## begin Listed entries

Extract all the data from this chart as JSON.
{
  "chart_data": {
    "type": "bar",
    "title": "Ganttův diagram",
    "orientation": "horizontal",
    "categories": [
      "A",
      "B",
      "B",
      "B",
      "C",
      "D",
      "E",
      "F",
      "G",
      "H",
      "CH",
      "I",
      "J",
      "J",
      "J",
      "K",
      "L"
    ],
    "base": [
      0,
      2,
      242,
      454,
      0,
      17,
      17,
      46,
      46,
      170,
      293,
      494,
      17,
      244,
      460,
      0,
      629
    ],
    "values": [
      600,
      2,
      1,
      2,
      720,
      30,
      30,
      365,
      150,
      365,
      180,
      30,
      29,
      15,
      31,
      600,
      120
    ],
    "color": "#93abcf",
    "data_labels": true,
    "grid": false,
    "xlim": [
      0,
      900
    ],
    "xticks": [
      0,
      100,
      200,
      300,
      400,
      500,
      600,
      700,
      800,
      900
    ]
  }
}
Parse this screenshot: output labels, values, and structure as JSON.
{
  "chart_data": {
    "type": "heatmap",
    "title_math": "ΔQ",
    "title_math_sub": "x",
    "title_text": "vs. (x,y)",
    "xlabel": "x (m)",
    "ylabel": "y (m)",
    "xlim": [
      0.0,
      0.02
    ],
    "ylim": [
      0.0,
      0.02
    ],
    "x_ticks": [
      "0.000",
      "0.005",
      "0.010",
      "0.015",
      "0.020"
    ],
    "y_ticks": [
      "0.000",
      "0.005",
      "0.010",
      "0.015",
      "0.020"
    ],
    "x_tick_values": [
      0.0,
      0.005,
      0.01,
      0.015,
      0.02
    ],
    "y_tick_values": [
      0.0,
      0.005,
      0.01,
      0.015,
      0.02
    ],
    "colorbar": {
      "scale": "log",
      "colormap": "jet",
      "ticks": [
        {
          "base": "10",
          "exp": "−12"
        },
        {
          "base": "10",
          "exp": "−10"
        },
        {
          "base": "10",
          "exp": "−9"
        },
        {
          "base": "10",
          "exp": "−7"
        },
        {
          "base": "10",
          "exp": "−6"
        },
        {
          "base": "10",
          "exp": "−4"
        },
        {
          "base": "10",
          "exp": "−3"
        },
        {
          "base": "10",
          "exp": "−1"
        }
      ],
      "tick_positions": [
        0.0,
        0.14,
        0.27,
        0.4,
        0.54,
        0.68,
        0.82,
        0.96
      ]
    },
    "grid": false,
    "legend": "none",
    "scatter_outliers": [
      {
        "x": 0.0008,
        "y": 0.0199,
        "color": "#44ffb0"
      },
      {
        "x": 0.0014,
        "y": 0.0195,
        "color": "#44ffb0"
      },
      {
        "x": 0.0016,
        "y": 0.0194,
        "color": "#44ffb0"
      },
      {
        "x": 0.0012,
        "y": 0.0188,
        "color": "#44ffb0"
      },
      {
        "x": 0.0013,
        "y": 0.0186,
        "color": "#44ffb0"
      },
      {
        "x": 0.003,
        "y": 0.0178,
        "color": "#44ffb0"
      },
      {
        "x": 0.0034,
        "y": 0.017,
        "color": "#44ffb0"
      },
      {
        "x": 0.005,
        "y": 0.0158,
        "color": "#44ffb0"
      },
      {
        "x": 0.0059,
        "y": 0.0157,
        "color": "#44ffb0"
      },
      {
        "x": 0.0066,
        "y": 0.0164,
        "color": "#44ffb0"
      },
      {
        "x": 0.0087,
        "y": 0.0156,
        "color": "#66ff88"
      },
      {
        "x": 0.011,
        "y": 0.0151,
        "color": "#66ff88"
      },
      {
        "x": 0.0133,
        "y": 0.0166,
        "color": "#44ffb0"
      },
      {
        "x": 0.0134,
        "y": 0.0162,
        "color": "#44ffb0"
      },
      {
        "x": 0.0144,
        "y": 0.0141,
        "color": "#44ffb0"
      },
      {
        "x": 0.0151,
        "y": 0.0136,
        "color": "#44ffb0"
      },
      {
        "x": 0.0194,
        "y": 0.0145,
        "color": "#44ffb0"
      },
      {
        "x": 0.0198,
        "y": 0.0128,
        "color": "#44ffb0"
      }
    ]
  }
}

## end Listed entries

Reproduce the data shown above exactly.

Extract all the data from this chart as JSON.
{
  "chart_data": {
    "type": "bar",
    "title": "Ganttův diagram",
    "orientation": "horizontal",
    "categories": [
      "A",
      "B",
      "B",
      "B",
      "C",
      "D",
      "E",
      "F",
      "G",
      "H",
      "CH",
      "I",
      "J",
      "J",
      "J",
      "K",
      "L"
    ],
    "base": [
      0,
      2,
      242,
      454,
      0,
      17,
      17,
      46,
      46,
      170,
      293,
      494,
      17,
      244,
      460,
      0,
      629
    ],
    "values": [
      600,
      2,
      1,
      2,
      720,
      30,
      30,
      365,
      150,
      365,
      180,
      30,
      29,
      15,
      31,
      600,
      120
    ],
    "color": "#93abcf",
    "data_labels": true,
    "grid": false,
    "xlim": [
      0,
      900
    ],
    "xticks": [
      0,
      100,
      200,
      300,
      400,
      500,
      600,
      700,
      800,
      900
    ]
  }
}
Parse this screenshot: output labels, values, and structure as JSON.
{
  "chart_data": {
    "type": "heatmap",
    "title_math": "ΔQ",
    "title_math_sub": "x",
    "title_text": "vs. (x,y)",
    "xlabel": "x (m)",
    "ylabel": "y (m)",
    "xlim": [
      0.0,
      0.02
    ],
    "ylim": [
      0.0,
      0.02
    ],
    "x_ticks": [
      "0.000",
      "0.005",
      "0.010",
      "0.015",
      "0.020"
    ],
    "y_ticks": [
      "0.000",
      "0.005",
      "0.010",
      "0.015",
      "0.020"
    ],
    "x_tick_values": [
      0.0,
      0.005,
      0.01,
      0.015,
      0.02
    ],
    "y_tick_values": [
      0.0,
      0.005,
      0.01,
      0.015,
      0.02
    ],
    "colorbar": {
      "scale": "log",
      "colormap": "jet",
      "ticks": [
        {
          "base": "10",
          "exp": "−12"
        },
        {
          "base": "10",
          "exp": "−10"
        },
        {
          "base": "10",
          "exp": "−9"
        },
        {
          "base": "10",
          "exp": "−7"
        },
        {
          "base": "10",
          "exp": "−6"
        },
        {
          "base": "10",
          "exp": "−4"
        },
        {
          "base": "10",
          "exp": "−3"
        },
        {
          "base": "10",
          "exp": "−1"
        }
      ],
      "tick_positions": [
        0.0,
        0.14,
        0.27,
        0.4,
        0.54,
        0.68,
        0.82,
        0.96
      ]
    },
    "grid": false,
    "legend": "none",
    "scatter_outliers": [
      {
        "x": 0.0008,
        "y": 0.0199,
        "color": "#44ffb0"
      },
      {
        "x": 0.0014,
        "y": 0.0195,
        "color": "#44ffb0"
      },
      {
        "x": 0.0016,
        "y": 0.0194,
        "color": "#44ffb0"
      },
      {
        "x": 0.0012,
        "y": 0.0188,
        "color": "#44ffb0"
      },
      {
        "x": 0.0013,
        "y": 0.0186,
        "color": "#44ffb0"
      },
      {
        "x": 0.003,
        "y": 0.0178,
        "color": "#44ffb0"
      },
      {
        "x": 0.0034,
        "y": 0.017,
        "color": "#44ffb0"
      },
      {
        "x": 0.005,
        "y": 0.0158,
        "color": "#44ffb0"
      },
      {
        "x": 0.0059,
        "y": 0.0157,
        "color": "#44ffb0"
      },
      {
        "x": 0.0066,
        "y": 0.0164,
        "color": "#44ffb0"
      },
      {
        "x": 0.0087,
        "y": 0.0156,
        "color": "#66ff88"
      },
      {
        "x": 0.011,
        "y": 0.0151,
        "color": "#66ff88"
      },
      {
        "x": 0.0133,
        "y": 0.0166,
        "color": "#44ffb0"
      },
      {
        "x": 0.0134,
        "y": 0.0162,
        "color": "#44ffb0"
      },
      {
        "x": 0.0144,
        "y": 0.0141,
        "color": "#44ffb0"
      },
      {
        "x": 0.0151,
        "y": 0.0136,
        "color": "#44ffb0"
      },
      {
        "x": 0.0194,
        "y": 0.0145,
        "color": "#44ffb0"
      },
      {
        "x": 0.0198,
        "y": 0.0128,
        "color": "#44ffb0"
      }
    ]
  }
}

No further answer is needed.